### The task
Carry on the text excerpt about file formats and data updates on open data portals, starting after its final sentence.

[Text excerpt Boundary: Start]

While the default format for publishing data on most open data portals are Comma Separated Value (CSV), portals generally support many other file formats. CSV files are generally used to generate an API (queryable data service) on open data portals, but many times data cannot be published in this format. To provide publishers additional flexibility platforms allow for formats such as:
- CSV – Comma Separated Values
- XLS – MS Excel file extension
- XML – Extensible Markup Language
- RDF – Resource Description Framework
- ODF – Open Document Format
- ODS – Open Document Store
- TSV – Tab Separated Values
- Zipped Shapefile – A shapefile is actually a collection of several files with the same file name, but differing extensions. For the Open Data Portal, each shapefile should contain (at a minimum) the following files:
- SHP – defines the vertices of the shape
- DBF – defines the attribute table
- PRJ – defines the projection for the data
- SHX – shape indexing file, for efficient processing
- REST Map/Feature Services – Representational State Transfer
- KML – Keyhole Markup Language
- KMZ – Zipped Keyhole Markup Language
- HTML/URL – Hypertext Markup Language/Uniform Resource Locator
- DOC/DOCX – Microsoft Document
- TXT – Text
- JPG – Joint Photographic Experts Group
- PNG – Portable Network Graphics
- GIF – Graphics Interchange Format
- TIFF – Tagged Image File Format
- PDF – Portable Document Format
- ZIP – Compressed File
- ODT – Open Document
- BIN – Binary File
Updates to Published Data Tables
Data on the open data portals must be kept up-to-date. Specific guidance regarding updates should be addressed in technical and working documents as they are developed. Each organization should be responsible for updates to their data based on their internal data governance model. Periodic internal review is highly recommended. The posting frequency for updates is generally included in the metadata for each data table and indicates how often the data table will be refreshed (e.g., annually, monthly, daily).

[Text excerpt Boundary: End]
[Data excerpts Boundary: Start]

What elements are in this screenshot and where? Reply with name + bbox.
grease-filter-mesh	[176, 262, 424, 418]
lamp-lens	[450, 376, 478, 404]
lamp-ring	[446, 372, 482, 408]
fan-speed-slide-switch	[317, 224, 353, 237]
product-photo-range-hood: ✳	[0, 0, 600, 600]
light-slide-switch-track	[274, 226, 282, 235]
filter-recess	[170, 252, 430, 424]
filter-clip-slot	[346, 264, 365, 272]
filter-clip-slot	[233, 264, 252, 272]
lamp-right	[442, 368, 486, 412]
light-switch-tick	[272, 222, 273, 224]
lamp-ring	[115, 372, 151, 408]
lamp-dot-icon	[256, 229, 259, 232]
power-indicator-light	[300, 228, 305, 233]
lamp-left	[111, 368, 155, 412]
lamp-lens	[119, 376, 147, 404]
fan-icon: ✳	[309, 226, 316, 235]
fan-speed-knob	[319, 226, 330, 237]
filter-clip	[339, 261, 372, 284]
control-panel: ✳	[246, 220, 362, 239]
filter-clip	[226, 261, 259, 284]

[Data excerpts Boundary: End]

### Answer
Open data portals can include data records from other open data portals as well as data that has been loaded directly. This is done through a process called Federation. Portals, such as Data.ca.gov, the California Health and Human Services portal and the California Natural Resources Agency portal, provide publicly available JSON files containing metadata for their entire catalogs.
These JSON files are loaded into the portal and new records are created. To the end user these new records are almost identical to locally loaded records.
A very important aspect of federation is that the data comes from the originating portal as a single authoritative source. This maintains a single source for the data no matter how many times it is federated and streamlines any management.
For other organizations interested in having their portals harvested by and having their records displayed on the organization’s portal there are a few requirements. At the technical level, the portal must provide a JSON or XML file of their catalog and that file must be compatible with the metadata requirements (see above). On the management level the organization should have a data governance structure in place (see the Governance section) and have buy-off on the federation from the executive level, legal council and any public relations officers.